# The request
Can you reproduce the data beneath, keeping every line exact?

# Records shown
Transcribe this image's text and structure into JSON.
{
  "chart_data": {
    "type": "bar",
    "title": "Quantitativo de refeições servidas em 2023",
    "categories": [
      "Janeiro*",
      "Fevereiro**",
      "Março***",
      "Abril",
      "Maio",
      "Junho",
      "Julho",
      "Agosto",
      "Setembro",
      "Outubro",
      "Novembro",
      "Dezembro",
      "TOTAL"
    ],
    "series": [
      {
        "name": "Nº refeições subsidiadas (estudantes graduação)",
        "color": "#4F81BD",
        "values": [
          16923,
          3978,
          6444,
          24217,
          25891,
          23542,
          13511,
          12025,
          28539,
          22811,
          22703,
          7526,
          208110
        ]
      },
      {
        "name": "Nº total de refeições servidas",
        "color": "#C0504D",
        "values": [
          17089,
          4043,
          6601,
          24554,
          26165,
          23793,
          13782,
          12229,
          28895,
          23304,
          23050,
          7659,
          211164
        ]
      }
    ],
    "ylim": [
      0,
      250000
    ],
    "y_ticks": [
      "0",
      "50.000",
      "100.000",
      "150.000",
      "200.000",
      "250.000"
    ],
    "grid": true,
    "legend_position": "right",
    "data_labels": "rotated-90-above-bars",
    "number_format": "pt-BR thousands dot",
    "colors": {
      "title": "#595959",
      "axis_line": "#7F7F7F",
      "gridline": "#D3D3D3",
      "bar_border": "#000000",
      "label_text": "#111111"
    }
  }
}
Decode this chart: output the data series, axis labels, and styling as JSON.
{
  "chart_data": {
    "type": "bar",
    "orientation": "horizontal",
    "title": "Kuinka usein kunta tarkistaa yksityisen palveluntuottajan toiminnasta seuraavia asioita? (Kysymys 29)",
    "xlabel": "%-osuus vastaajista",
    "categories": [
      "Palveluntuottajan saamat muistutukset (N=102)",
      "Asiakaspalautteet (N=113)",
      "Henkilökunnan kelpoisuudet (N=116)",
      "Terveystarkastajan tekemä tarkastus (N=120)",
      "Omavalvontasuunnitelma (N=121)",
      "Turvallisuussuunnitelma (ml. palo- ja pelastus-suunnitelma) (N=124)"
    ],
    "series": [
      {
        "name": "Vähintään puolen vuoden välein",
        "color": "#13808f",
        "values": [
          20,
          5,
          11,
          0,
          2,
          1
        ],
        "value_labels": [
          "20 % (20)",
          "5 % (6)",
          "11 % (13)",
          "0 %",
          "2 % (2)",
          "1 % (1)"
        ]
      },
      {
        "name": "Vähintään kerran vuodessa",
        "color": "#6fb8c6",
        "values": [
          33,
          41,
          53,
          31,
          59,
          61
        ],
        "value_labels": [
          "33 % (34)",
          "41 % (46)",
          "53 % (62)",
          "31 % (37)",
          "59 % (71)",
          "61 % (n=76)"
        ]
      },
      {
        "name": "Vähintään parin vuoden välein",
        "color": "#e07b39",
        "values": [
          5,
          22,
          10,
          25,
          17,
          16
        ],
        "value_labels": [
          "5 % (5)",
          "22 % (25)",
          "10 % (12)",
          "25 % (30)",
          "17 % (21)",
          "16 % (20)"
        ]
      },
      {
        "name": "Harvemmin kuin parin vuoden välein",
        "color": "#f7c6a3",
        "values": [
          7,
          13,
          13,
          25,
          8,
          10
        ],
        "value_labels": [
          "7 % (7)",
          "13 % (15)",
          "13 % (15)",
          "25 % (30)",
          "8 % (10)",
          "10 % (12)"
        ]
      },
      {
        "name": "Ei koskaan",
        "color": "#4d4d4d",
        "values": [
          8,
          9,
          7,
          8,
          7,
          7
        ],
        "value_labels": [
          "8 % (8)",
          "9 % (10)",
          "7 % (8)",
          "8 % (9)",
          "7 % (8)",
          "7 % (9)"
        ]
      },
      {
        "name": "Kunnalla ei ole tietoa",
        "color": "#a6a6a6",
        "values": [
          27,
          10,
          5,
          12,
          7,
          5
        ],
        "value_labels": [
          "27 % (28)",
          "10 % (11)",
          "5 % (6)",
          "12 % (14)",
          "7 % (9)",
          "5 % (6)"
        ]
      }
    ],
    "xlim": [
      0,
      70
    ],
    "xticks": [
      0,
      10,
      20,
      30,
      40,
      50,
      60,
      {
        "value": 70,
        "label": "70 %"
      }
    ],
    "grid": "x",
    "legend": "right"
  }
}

# Output of the exercise
Transcribe this image's text and structure into JSON.
{
  "chart_data": {
    "type": "bar",
    "title": "Quantitativo de refeições servidas em 2023",
    "categories": [
      "Janeiro*",
      "Fevereiro**",
      "Março***",
      "Abril",
      "Maio",
      "Junho",
      "Julho",
      "Agosto",
      "Setembro",
      "Outubro",
      "Novembro",
      "Dezembro",
      "TOTAL"
    ],
    "series": [
      {
        "name": "Nº refeições subsidiadas (estudantes graduação)",
        "color": "#4F81BD",
        "values": [
          16923,
          3978,
          6444,
          24217,
          25891,
          23542,
          13511,
          12025,
          28539,
          22811,
          22703,
          7526,
          208110
        ]
      },
      {
        "name": "Nº total de refeições servidas",
        "color": "#C0504D",
        "values": [
          17089,
          4043,
          6601,
          24554,
          26165,
          23793,
          13782,
          12229,
          28895,
          23304,
          23050,
          7659,
          211164
        ]
      }
    ],
    "ylim": [
      0,
      250000
    ],
    "y_ticks": [
      "0",
      "50.000",
      "100.000",
      "150.000",
      "200.000",
      "250.000"
    ],
    "grid": true,
    "legend_position": "right",
    "data_labels": "rotated-90-above-bars",
    "number_format": "pt-BR thousands dot",
    "colors": {
      "title": "#595959",
      "axis_line": "#7F7F7F",
      "gridline": "#D3D3D3",
      "bar_border": "#000000",
      "label_text": "#111111"
    }
  }
}
Decode this chart: output the data series, axis labels, and styling as JSON.
{
  "chart_data": {
    "type": "bar",
    "orientation": "horizontal",
    "title": "Kuinka usein kunta tarkistaa yksityisen palveluntuottajan toiminnasta seuraavia asioita? (Kysymys 29)",
    "xlabel": "%-osuus vastaajista",
    "categories": [
      "Palveluntuottajan saamat muistutukset (N=102)",
      "Asiakaspalautteet (N=113)",
      "Henkilökunnan kelpoisuudet (N=116)",
      "Terveystarkastajan tekemä tarkastus (N=120)",
      "Omavalvontasuunnitelma (N=121)",
      "Turvallisuussuunnitelma (ml. palo- ja pelastus-suunnitelma) (N=124)"
    ],
    "series": [
      {
        "name": "Vähintään puolen vuoden välein",
        "color": "#13808f",
        "values": [
          20,
          5,
          11,
          0,
          2,
          1
        ],
        "value_labels": [
          "20 % (20)",
          "5 % (6)",
          "11 % (13)",
          "0 %",
          "2 % (2)",
          "1 % (1)"
        ]
      },
      {
        "name": "Vähintään kerran vuodessa",
        "color": "#6fb8c6",
        "values": [
          33,
          41,
          53,
          31,
          59,
          61
        ],
        "value_labels": [
          "33 % (34)",
          "41 % (46)",
          "53 % (62)",
          "31 % (37)",
          "59 % (71)",
          "61 % (n=76)"
        ]
      },
      {
        "name": "Vähintään parin vuoden välein",
        "color": "#e07b39",
        "values": [
          5,
          22,
          10,
          25,
          17,
          16
        ],
        "value_labels": [
          "5 % (5)",
          "22 % (25)",
          "10 % (12)",
          "25 % (30)",
          "17 % (21)",
          "16 % (20)"
        ]
      },
      {
        "name": "Harvemmin kuin parin vuoden välein",
        "color": "#f7c6a3",
        "values": [
          7,
          13,
          13,
          25,
          8,
          10
        ],
        "value_labels": [
          "7 % (7)",
          "13 % (15)",
          "13 % (15)",
          "25 % (30)",
          "8 % (10)",
          "10 % (12)"
        ]
      },
      {
        "name": "Ei koskaan",
        "color": "#4d4d4d",
        "values": [
          8,
          9,
          7,
          8,
          7,
          7
        ],
        "value_labels": [
          "8 % (8)",
          "9 % (10)",
          "7 % (8)",
          "8 % (9)",
          "7 % (8)",
          "7 % (9)"
        ]
      },
      {
        "name": "Kunnalla ei ole tietoa",
        "color": "#a6a6a6",
        "values": [
          27,
          10,
          5,
          12,
          7,
          5
        ],
        "value_labels": [
          "27 % (28)",
          "10 % (11)",
          "5 % (6)",
          "12 % (14)",
          "7 % (9)",
          "5 % (6)"
        ]
      }
    ],
    "xlim": [
      0,
      70
    ],
    "xticks": [
      0,
      10,
      20,
      30,
      40,
      50,
      60,
      {
        "value": 70,
        "label": "70 %"
      }
    ],
    "grid": "x",
    "legend": "right"
  }
}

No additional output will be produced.